Records supplied:
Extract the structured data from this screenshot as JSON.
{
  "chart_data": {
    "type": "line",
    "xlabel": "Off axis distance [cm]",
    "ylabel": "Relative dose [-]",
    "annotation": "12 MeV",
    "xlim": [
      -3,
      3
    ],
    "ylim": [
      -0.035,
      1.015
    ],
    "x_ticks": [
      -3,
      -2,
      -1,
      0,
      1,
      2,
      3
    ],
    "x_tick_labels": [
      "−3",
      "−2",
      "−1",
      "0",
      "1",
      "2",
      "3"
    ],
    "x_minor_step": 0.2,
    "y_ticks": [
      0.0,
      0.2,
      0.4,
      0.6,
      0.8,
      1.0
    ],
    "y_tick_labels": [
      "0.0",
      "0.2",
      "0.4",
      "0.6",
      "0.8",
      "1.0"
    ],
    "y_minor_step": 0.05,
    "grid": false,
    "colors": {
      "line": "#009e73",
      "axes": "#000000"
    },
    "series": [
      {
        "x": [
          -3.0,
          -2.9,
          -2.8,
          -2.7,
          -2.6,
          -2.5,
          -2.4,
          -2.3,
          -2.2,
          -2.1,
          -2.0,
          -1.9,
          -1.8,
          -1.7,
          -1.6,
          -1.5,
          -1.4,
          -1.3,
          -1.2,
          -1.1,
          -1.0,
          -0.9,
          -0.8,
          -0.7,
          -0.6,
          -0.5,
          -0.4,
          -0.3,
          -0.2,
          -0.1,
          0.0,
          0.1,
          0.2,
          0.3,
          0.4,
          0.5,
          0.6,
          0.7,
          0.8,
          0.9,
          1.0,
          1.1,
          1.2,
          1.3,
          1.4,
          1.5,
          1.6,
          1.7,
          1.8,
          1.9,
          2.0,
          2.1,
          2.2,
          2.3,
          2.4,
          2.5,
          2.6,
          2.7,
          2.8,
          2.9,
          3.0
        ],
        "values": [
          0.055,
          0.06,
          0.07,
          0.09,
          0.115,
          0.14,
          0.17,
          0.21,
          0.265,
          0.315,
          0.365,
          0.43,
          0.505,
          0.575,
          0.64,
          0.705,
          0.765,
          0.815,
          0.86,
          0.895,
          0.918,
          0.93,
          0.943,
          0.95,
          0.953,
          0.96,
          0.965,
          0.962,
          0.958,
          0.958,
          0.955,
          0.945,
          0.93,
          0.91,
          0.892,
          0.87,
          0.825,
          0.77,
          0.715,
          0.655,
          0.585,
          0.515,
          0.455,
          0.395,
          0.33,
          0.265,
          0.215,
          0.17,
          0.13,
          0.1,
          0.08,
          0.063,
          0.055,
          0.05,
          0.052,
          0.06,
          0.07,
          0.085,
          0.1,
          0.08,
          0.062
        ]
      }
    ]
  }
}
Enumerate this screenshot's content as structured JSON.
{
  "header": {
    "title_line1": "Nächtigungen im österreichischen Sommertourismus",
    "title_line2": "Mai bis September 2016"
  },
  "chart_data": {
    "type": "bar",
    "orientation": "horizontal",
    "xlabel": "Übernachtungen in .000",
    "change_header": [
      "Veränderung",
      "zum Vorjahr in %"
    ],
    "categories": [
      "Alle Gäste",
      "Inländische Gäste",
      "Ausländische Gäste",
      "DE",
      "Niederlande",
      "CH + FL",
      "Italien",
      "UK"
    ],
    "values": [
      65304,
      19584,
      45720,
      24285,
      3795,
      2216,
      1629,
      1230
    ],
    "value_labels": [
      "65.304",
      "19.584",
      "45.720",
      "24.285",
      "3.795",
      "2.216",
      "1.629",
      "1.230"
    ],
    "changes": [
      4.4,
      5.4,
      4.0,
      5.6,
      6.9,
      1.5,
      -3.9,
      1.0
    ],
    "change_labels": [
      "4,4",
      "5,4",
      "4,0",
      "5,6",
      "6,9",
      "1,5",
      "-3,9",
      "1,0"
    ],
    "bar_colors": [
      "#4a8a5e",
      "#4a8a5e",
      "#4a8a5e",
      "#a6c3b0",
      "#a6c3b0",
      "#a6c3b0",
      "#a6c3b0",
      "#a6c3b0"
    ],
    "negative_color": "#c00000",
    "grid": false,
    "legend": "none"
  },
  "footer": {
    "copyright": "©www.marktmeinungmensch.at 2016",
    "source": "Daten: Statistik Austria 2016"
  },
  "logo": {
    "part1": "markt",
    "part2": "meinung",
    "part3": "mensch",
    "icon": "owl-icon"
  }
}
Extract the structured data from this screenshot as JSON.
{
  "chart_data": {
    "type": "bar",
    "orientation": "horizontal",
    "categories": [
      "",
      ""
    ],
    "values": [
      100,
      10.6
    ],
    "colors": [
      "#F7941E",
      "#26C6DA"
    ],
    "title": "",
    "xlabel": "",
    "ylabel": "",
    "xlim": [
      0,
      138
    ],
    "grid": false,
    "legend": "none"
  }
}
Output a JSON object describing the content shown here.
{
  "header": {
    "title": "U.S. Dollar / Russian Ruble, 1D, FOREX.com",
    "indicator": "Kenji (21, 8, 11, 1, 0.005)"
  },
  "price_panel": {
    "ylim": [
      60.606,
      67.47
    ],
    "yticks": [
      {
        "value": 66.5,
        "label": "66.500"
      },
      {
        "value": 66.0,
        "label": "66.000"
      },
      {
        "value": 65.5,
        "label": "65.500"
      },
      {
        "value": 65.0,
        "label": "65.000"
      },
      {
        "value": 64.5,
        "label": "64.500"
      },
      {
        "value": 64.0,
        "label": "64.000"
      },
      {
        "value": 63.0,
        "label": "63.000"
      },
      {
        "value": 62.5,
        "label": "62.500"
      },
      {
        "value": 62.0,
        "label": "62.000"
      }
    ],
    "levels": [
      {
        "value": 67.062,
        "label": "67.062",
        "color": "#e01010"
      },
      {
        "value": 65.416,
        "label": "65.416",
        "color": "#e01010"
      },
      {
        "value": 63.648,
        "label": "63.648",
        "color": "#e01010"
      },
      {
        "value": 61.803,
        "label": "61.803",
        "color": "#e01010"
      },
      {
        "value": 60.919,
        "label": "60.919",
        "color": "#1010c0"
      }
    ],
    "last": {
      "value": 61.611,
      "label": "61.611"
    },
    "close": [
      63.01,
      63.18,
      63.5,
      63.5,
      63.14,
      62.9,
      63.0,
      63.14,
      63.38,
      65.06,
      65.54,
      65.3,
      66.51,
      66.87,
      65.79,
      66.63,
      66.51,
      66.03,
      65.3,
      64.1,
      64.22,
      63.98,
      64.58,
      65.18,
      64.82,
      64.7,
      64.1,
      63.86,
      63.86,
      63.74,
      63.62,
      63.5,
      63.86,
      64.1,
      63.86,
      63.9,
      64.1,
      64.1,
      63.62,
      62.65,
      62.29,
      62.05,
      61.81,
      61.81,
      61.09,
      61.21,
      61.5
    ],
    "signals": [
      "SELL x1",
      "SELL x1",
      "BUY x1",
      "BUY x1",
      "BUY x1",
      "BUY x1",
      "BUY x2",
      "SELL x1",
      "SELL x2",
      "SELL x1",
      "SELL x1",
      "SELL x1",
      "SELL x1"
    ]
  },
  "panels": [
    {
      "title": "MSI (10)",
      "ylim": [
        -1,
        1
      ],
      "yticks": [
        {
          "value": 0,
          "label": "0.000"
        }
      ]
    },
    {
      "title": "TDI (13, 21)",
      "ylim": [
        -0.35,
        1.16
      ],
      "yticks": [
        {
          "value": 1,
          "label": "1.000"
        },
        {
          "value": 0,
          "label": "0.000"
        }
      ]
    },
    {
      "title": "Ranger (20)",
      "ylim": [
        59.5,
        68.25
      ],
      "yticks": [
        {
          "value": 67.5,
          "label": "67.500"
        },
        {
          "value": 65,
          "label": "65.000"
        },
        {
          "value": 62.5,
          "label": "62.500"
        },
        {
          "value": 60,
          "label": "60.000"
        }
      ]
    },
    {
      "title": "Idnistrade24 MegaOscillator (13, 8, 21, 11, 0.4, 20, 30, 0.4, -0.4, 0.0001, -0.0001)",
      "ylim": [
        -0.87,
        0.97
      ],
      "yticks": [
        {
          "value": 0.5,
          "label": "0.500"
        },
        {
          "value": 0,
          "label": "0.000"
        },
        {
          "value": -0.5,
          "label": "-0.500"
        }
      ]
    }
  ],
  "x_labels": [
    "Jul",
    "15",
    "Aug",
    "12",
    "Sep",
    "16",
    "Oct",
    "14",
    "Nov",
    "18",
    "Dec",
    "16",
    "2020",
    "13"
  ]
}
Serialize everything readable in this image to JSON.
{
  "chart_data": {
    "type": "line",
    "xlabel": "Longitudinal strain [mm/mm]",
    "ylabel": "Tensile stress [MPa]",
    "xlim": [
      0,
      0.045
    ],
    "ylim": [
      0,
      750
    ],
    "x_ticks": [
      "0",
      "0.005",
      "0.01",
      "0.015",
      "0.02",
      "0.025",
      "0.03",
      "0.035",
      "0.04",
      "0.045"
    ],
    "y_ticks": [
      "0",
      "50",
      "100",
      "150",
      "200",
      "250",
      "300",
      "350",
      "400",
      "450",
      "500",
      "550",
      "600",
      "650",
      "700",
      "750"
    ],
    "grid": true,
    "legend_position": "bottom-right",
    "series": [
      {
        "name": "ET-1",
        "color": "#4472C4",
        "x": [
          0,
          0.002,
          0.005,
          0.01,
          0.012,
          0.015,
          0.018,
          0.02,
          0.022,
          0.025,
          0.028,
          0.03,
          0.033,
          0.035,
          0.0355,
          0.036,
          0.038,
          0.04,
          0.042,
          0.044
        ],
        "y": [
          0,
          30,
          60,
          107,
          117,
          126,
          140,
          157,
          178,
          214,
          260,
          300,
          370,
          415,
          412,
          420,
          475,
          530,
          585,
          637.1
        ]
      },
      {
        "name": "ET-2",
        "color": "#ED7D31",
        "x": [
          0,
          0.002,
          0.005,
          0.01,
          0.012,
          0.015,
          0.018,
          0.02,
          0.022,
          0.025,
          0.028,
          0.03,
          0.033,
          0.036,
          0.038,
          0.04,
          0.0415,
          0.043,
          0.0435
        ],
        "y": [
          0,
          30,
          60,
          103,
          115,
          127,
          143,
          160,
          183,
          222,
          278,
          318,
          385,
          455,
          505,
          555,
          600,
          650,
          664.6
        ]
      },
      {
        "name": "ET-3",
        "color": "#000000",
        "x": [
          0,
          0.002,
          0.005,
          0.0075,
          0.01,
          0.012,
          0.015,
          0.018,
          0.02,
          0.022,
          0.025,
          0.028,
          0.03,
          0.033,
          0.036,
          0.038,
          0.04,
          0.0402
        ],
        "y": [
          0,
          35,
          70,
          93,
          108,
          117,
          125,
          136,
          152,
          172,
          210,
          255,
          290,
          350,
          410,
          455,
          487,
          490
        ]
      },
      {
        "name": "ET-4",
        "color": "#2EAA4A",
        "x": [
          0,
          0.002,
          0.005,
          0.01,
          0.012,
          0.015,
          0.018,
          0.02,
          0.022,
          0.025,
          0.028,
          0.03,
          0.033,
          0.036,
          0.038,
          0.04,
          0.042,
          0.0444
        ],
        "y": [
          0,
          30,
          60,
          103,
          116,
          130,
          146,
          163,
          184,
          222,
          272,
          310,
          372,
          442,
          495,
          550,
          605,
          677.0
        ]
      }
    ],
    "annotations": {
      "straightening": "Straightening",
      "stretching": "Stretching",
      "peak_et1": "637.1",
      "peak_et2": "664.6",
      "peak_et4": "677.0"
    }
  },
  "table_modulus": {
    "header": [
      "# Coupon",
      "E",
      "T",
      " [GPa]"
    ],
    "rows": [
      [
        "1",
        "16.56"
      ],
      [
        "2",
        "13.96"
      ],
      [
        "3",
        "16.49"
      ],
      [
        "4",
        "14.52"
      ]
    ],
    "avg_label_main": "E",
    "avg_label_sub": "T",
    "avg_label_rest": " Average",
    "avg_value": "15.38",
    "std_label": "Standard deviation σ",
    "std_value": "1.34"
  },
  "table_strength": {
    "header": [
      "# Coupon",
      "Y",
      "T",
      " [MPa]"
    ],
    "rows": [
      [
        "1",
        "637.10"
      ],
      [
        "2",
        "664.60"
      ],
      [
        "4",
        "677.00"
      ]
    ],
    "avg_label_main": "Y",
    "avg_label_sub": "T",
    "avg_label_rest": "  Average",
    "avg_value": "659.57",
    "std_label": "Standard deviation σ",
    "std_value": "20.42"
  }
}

Stated problem:
Using the entries above, state how many lines include the word "Gäste", with no other words.

Answer to this exercise:
3